Exercise aim: Go through the listing and copy each line with the string "this".

Stored data:
§ §
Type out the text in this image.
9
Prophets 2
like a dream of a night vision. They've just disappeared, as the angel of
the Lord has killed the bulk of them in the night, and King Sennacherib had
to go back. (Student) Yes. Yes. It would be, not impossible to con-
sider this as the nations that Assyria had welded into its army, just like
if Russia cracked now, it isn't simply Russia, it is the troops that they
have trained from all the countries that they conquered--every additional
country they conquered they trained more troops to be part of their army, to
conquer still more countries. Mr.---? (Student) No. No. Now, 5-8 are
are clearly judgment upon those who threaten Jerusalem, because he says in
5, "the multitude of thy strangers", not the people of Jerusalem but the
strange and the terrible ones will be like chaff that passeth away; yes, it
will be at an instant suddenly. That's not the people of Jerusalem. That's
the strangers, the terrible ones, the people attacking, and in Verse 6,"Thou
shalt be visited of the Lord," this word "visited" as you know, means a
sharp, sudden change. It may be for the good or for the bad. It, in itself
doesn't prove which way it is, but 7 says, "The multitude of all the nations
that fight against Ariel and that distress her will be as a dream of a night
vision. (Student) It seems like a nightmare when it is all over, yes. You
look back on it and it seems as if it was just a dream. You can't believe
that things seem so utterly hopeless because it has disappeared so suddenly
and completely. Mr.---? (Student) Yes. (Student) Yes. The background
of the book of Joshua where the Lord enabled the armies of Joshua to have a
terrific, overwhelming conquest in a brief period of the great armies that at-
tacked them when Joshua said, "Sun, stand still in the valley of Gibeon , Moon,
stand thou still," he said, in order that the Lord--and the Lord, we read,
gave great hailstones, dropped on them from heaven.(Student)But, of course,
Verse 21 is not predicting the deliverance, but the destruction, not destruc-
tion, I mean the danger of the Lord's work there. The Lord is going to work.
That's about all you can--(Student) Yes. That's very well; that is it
§ §
Answer in full:
Type out the text in this image.
sider this as the nations that Assyria had welded into its army, just like
shalt be visited of the Lord," this word "visited" as you know, means a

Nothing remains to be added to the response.